● **Task to complete**: Pick every line with "discuss" from the material below.

● **Records for processing**:
◇ ◇ ◇

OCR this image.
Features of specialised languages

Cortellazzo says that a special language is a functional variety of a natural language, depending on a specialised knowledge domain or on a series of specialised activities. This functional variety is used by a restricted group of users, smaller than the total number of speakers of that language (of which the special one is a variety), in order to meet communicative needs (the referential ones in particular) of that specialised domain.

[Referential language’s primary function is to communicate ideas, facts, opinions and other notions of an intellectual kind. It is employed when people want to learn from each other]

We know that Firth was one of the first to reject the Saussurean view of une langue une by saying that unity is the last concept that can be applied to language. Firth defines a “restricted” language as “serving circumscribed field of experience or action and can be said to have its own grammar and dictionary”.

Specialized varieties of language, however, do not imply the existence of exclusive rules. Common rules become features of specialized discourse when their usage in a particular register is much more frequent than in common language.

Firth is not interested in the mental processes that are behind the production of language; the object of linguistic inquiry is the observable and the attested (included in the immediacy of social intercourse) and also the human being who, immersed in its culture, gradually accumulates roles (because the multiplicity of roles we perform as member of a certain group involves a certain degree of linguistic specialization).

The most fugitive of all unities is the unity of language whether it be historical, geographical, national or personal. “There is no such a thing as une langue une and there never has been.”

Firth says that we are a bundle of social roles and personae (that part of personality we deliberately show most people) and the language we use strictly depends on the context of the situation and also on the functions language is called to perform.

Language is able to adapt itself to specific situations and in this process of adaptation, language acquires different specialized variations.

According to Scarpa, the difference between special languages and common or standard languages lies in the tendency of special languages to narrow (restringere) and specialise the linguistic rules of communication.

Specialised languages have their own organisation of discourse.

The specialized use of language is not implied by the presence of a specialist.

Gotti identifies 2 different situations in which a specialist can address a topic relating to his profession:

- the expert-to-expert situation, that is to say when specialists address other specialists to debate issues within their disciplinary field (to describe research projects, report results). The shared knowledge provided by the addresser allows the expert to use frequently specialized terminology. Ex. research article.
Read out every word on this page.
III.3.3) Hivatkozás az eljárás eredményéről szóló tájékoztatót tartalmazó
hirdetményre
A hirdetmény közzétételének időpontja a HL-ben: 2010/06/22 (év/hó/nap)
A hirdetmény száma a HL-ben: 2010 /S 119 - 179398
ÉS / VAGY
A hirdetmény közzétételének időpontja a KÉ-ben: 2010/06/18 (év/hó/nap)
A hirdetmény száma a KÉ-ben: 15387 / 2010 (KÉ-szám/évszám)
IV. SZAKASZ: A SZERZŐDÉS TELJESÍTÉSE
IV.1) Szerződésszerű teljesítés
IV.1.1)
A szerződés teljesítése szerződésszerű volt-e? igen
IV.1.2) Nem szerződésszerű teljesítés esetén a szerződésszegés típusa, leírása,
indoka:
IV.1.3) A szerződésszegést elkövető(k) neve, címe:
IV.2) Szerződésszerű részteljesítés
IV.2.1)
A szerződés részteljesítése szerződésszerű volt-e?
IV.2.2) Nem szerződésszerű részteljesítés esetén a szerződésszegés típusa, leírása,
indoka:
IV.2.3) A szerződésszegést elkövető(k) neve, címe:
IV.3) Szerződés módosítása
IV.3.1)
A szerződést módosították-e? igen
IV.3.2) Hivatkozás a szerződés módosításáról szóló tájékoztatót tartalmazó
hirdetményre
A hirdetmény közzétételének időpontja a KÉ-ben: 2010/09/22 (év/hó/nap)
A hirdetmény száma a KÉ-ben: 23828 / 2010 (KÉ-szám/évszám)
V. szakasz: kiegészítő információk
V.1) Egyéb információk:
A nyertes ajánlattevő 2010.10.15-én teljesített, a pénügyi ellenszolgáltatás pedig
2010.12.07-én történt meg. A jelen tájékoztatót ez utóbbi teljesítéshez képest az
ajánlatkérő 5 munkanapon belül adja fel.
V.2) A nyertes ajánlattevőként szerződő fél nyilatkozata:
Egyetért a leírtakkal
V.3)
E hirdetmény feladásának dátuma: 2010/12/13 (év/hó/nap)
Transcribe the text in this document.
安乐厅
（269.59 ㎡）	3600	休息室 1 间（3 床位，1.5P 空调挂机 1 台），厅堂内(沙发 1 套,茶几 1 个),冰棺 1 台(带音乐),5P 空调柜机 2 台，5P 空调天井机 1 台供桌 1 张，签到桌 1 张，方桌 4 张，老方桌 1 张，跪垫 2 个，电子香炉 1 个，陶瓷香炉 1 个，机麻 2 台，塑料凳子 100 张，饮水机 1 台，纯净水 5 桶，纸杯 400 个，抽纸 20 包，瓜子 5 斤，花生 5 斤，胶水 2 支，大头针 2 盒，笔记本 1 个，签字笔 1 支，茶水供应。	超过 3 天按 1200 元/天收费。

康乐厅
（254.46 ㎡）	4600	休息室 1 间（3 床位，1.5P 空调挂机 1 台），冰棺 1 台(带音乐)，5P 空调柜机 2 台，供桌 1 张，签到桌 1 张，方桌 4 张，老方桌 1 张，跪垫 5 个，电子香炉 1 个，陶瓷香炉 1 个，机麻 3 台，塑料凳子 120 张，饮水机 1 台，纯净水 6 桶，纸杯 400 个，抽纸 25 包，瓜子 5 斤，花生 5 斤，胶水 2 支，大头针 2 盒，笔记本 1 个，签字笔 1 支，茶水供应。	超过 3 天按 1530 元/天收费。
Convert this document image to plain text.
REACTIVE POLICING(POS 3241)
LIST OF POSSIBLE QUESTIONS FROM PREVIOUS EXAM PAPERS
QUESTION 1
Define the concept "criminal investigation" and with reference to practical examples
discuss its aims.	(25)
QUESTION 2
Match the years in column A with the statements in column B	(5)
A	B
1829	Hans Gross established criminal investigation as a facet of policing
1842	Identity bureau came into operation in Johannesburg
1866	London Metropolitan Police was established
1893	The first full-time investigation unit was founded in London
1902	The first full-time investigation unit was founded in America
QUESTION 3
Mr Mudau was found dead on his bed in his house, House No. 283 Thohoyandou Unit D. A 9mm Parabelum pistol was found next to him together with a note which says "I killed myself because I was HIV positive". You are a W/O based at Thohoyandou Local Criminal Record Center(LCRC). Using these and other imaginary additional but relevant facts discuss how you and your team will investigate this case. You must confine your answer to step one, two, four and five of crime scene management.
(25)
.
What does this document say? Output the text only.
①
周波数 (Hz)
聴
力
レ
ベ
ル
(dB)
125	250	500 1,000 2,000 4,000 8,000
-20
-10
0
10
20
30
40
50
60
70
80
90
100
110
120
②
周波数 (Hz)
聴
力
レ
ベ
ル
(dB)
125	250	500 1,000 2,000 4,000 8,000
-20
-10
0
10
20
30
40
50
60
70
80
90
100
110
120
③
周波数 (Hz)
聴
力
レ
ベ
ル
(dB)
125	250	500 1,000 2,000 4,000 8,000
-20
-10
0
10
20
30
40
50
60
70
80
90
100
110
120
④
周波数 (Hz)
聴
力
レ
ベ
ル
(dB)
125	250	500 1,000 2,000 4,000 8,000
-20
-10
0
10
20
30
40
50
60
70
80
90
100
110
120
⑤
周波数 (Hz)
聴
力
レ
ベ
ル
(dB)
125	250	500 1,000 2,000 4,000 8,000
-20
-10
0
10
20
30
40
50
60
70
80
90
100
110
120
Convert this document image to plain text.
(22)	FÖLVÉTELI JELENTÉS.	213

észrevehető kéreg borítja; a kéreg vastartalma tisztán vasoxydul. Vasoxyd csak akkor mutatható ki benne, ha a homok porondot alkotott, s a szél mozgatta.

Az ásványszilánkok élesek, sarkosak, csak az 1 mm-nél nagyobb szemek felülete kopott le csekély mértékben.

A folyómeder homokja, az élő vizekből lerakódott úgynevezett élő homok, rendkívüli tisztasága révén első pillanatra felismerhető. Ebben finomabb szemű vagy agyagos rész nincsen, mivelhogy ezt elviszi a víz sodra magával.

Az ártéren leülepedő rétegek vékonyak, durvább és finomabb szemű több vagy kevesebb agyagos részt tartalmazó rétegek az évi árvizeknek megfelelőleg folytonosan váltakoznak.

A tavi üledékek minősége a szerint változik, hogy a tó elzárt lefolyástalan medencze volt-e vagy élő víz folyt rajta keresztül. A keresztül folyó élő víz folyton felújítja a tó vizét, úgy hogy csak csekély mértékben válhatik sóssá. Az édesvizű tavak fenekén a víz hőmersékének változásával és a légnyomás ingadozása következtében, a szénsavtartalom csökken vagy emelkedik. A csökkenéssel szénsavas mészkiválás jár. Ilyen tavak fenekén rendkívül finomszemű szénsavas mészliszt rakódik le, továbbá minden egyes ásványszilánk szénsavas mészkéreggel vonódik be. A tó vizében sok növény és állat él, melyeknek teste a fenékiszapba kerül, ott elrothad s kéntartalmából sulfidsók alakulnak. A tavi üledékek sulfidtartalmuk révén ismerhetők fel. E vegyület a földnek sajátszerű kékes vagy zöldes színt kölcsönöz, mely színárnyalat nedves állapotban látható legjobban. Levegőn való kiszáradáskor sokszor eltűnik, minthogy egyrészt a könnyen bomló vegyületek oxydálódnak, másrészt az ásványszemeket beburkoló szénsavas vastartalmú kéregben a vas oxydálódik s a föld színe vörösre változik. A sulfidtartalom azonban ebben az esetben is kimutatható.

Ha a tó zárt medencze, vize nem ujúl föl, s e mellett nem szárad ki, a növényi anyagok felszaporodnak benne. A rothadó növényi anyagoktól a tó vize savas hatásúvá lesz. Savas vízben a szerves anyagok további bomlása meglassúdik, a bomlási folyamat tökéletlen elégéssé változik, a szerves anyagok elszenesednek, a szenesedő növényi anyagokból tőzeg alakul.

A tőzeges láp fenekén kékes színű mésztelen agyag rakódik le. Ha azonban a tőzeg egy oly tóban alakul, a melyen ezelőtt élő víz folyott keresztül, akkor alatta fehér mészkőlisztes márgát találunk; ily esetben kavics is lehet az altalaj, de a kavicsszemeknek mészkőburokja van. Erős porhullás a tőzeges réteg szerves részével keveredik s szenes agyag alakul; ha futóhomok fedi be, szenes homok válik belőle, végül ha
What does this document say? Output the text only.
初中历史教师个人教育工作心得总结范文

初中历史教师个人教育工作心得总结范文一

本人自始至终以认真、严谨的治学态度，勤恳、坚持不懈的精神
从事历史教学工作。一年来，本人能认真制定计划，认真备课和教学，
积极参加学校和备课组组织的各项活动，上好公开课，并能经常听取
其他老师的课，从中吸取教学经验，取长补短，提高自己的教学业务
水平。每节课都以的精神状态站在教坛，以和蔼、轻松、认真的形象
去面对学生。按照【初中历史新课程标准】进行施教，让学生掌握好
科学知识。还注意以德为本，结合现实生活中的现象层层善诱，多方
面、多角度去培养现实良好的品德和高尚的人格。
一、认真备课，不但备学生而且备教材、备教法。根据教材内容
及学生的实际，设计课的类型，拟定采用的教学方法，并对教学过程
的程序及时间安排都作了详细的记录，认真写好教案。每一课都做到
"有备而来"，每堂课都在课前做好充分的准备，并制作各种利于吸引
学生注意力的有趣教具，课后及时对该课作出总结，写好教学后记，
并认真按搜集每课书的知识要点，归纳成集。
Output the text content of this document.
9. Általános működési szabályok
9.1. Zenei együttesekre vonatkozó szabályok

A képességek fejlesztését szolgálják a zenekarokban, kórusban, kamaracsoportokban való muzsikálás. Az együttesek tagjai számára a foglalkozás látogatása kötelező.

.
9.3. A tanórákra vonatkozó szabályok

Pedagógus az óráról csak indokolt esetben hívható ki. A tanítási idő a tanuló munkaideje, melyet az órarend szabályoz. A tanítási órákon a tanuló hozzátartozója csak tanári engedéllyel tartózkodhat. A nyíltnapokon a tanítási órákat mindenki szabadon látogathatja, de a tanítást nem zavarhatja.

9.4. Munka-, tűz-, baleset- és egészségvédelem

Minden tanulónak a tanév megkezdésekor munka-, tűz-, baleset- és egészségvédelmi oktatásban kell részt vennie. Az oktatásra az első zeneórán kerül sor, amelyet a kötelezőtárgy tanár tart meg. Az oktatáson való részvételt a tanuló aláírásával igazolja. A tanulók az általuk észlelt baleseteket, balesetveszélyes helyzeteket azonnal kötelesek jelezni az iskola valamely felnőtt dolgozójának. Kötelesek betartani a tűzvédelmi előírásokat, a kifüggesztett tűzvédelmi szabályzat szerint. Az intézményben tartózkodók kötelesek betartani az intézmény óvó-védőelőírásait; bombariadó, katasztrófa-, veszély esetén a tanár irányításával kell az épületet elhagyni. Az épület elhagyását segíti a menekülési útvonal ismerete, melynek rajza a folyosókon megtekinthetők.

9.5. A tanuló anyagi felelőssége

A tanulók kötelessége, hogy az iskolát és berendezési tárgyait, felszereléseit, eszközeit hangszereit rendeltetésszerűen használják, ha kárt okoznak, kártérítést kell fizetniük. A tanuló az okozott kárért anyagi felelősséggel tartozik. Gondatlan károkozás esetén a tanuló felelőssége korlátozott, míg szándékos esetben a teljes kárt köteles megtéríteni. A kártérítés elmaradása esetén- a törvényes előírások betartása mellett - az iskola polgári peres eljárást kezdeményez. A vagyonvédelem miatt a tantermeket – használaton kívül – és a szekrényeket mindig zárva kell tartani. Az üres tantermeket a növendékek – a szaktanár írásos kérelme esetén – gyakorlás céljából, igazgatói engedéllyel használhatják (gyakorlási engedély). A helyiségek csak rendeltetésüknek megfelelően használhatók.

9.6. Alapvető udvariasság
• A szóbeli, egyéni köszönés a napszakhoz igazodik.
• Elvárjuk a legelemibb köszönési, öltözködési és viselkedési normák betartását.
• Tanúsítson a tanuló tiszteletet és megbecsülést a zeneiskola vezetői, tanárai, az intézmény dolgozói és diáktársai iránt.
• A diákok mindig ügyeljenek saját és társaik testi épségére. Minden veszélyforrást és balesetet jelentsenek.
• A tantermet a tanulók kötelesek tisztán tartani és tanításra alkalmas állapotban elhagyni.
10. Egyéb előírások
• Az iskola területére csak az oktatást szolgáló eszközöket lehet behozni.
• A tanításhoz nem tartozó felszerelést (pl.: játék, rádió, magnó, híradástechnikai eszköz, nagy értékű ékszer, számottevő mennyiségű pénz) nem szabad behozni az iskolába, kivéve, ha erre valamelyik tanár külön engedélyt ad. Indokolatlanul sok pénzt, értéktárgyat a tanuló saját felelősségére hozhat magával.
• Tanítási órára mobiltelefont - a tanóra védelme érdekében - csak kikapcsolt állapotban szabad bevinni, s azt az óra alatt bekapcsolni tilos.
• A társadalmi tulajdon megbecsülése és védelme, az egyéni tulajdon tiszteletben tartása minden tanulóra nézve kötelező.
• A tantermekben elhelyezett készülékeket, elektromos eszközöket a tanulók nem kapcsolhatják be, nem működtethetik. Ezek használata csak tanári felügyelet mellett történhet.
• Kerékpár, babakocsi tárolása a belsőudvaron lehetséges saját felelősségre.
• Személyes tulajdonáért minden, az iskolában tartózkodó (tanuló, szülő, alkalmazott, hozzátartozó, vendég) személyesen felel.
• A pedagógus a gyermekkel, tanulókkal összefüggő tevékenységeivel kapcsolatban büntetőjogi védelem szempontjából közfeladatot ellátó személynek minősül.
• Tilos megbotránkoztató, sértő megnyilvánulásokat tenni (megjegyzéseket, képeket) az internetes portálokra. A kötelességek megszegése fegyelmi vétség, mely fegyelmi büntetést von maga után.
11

◇ ◇ ◇

● **Complete output**:
discuss its aims.	(25)
Mr Mudau was found dead on his bed in his house, House No. 283 Thohoyandou Unit D. A 9mm Parabelum pistol was found next to him together with a note which says "I killed myself because I was HIV positive". You are a W/O based at Thohoyandou Local Criminal Record Center(LCRC). Using these and other imaginary additional but relevant facts discuss how you and your team will investigate this case. You must confine your answer to step one, two, four and five of crime scene management.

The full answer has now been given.